[Data excerpts]
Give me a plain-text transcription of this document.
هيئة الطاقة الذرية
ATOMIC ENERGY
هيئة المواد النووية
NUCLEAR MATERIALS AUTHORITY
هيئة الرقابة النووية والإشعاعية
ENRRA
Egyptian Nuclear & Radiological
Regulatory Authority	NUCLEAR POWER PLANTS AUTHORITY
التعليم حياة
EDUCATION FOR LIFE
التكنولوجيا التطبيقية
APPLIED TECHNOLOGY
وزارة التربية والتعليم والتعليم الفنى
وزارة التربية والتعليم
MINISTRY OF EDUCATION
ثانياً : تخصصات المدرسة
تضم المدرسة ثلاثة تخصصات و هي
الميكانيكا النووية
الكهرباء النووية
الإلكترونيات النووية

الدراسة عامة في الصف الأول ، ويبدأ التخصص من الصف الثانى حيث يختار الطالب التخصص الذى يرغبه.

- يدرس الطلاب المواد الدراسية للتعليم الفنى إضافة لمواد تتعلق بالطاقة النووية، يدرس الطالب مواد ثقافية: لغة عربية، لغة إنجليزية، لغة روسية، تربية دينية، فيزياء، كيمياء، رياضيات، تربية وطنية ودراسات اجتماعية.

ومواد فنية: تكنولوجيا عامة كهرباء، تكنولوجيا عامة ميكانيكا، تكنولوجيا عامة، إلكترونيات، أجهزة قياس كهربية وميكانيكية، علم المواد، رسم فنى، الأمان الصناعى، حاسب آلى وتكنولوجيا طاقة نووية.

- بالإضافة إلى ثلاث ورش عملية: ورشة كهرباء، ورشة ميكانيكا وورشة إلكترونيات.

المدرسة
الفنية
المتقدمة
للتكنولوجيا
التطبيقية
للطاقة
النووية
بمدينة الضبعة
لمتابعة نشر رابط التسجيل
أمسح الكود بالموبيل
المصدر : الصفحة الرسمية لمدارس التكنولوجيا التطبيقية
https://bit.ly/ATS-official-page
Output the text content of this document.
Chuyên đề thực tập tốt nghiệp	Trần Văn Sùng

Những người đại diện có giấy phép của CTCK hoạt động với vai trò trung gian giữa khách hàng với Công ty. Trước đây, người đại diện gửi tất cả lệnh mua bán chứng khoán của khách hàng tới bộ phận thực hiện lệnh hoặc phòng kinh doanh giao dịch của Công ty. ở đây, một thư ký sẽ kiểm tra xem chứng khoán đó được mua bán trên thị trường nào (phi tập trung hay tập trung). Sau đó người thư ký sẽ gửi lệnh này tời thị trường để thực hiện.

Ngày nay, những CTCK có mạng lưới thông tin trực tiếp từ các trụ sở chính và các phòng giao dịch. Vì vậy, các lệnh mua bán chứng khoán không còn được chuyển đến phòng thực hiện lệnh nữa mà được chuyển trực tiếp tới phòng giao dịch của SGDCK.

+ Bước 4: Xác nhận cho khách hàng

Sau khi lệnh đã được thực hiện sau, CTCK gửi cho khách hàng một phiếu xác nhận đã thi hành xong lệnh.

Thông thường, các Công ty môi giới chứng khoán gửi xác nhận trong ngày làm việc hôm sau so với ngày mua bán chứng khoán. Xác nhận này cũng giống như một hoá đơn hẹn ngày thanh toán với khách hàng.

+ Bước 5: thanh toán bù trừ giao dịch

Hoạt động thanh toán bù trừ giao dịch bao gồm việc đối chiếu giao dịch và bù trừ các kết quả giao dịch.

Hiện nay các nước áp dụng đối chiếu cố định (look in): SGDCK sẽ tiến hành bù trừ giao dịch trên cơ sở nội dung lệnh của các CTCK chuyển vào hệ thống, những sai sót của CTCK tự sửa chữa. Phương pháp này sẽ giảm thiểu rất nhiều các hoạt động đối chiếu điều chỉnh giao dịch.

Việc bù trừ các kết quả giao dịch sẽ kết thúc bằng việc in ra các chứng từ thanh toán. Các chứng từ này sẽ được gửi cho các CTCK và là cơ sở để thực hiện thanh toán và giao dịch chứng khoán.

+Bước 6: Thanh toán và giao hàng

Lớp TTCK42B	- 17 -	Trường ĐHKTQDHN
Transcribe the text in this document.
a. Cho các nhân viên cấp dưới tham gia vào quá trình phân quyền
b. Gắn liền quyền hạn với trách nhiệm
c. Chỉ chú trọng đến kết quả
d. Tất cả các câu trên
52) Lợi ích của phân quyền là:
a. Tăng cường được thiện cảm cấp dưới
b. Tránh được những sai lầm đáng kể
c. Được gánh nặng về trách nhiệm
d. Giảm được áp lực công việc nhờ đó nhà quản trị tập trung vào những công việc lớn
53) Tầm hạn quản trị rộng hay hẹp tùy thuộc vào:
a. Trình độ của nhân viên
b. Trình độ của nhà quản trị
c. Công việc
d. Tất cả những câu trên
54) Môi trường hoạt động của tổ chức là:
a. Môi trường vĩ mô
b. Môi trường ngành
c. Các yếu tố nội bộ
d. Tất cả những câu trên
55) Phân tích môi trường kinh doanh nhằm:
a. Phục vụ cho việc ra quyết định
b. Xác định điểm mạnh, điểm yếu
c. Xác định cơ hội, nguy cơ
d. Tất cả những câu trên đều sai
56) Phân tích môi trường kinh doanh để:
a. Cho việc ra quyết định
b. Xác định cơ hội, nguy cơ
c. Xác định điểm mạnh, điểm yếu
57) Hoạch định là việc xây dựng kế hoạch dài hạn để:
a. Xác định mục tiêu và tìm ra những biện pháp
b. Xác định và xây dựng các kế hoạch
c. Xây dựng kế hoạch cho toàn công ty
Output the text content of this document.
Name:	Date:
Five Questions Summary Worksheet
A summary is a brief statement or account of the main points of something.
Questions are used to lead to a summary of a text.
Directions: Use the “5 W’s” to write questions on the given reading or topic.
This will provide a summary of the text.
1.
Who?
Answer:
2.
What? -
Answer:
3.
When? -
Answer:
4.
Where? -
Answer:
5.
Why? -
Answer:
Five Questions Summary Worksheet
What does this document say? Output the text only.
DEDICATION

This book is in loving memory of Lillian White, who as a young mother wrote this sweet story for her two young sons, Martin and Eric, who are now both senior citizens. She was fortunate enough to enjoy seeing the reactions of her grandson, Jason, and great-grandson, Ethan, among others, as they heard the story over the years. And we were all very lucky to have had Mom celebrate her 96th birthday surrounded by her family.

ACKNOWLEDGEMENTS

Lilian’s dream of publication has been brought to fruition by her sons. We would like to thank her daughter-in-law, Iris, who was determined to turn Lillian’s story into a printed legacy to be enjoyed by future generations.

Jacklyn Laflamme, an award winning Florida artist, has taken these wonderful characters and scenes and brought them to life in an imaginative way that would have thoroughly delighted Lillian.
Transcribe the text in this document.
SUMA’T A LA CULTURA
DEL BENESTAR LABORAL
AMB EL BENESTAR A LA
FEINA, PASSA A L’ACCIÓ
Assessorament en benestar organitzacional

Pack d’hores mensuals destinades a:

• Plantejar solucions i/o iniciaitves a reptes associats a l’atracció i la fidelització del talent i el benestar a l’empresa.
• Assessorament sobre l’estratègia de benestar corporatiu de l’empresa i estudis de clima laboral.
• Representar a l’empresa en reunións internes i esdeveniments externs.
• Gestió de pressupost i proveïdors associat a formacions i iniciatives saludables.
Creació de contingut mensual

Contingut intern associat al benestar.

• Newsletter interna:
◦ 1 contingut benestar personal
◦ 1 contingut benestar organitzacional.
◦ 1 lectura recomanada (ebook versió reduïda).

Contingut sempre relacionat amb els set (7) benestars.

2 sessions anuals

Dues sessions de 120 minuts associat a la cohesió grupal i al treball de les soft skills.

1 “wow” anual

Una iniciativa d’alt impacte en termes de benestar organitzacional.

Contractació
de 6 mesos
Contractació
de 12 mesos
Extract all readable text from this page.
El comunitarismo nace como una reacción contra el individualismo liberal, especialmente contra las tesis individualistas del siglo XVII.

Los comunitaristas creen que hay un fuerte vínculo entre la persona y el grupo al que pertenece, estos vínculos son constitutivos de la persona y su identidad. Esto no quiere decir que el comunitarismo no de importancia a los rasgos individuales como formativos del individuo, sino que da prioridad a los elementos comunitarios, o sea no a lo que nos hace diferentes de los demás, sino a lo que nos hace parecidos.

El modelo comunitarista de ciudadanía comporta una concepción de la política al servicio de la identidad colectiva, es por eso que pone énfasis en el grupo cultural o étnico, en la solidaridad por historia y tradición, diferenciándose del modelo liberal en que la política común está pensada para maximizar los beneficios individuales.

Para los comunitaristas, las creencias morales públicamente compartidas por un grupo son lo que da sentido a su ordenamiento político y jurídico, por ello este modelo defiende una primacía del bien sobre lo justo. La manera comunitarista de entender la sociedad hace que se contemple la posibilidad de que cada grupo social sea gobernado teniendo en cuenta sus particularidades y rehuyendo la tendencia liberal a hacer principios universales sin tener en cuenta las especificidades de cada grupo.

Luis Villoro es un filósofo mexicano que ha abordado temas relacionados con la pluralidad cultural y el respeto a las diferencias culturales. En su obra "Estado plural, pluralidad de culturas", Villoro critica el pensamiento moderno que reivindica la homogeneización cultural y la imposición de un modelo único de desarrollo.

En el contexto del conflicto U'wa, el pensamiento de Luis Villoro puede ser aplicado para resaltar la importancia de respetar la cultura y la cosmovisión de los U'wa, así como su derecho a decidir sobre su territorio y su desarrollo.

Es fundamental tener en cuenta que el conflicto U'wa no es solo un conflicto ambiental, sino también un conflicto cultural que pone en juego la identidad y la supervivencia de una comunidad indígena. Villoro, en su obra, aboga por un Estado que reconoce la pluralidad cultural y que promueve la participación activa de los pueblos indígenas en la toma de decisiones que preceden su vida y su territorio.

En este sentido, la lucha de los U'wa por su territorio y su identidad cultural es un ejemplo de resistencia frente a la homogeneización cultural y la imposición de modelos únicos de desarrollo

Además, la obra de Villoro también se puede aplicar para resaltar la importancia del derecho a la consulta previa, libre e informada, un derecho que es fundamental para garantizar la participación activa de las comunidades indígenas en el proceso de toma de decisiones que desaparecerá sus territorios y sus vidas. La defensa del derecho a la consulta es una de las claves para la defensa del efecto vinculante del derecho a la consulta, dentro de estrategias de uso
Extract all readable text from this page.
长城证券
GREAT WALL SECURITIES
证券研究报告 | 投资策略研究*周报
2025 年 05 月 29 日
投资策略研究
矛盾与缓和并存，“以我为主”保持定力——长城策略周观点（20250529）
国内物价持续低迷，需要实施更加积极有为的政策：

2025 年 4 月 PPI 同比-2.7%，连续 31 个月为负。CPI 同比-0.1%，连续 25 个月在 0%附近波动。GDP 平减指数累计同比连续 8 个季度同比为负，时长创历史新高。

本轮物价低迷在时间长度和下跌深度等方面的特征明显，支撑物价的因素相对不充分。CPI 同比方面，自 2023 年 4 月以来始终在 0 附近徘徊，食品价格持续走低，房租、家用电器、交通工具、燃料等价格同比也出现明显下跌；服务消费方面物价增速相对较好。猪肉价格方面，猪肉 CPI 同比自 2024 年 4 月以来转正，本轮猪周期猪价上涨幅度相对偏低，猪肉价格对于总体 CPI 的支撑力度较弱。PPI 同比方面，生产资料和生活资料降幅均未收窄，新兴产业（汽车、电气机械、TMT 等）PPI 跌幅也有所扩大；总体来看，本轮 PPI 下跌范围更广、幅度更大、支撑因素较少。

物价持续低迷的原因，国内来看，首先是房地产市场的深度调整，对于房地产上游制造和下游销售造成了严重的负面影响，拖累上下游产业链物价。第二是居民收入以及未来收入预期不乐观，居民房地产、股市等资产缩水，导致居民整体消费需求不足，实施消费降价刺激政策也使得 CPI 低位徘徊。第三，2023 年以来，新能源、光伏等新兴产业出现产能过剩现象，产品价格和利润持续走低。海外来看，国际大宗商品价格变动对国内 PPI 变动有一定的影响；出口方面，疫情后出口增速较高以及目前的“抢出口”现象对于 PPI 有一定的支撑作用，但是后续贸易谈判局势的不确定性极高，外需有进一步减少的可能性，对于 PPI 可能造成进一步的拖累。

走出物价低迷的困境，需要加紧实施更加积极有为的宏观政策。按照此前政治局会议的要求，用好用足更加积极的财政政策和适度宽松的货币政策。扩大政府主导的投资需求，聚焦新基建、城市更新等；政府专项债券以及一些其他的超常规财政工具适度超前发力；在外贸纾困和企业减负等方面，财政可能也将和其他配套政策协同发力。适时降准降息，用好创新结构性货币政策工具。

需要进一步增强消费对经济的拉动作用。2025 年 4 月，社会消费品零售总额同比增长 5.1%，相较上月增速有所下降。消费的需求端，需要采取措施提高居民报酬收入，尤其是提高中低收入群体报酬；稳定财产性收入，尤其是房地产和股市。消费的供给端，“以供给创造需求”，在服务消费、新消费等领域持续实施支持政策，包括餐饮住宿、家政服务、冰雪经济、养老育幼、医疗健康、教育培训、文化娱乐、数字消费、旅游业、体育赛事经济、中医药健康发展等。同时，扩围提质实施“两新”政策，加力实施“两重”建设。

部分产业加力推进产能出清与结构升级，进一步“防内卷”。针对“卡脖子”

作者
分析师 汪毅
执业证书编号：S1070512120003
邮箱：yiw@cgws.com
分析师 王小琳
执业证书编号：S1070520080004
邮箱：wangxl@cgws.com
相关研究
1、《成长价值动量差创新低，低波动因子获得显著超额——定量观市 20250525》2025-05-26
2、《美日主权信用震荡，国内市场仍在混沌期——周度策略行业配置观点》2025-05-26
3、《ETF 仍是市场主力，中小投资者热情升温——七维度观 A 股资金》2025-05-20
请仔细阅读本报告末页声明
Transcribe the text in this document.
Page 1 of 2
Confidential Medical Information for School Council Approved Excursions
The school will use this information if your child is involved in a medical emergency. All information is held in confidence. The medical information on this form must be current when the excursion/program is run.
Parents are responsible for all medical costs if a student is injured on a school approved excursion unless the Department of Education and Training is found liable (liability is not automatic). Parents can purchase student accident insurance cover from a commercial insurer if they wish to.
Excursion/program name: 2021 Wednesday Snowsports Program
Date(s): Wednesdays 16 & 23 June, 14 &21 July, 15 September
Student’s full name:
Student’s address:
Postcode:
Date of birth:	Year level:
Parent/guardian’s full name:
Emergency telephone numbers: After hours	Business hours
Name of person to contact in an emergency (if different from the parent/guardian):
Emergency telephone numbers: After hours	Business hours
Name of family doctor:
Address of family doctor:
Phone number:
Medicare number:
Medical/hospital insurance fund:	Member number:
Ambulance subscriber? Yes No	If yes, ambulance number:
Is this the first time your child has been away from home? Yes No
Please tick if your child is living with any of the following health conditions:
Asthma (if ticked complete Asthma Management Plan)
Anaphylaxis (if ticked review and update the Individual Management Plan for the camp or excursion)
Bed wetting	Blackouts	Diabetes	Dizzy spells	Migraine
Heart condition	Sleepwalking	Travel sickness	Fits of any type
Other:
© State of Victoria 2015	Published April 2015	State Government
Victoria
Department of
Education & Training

• _Set exercise_:
Look through the entries above; copy every line holding the string "quản".

• _Expected output_:
d. Giảm được áp lực công việc nhờ đó nhà quản trị tập trung vào những công việc lớn
53) Tầm hạn quản trị rộng hay hẹp tùy thuộc vào:
b. Trình độ của nhà quản trị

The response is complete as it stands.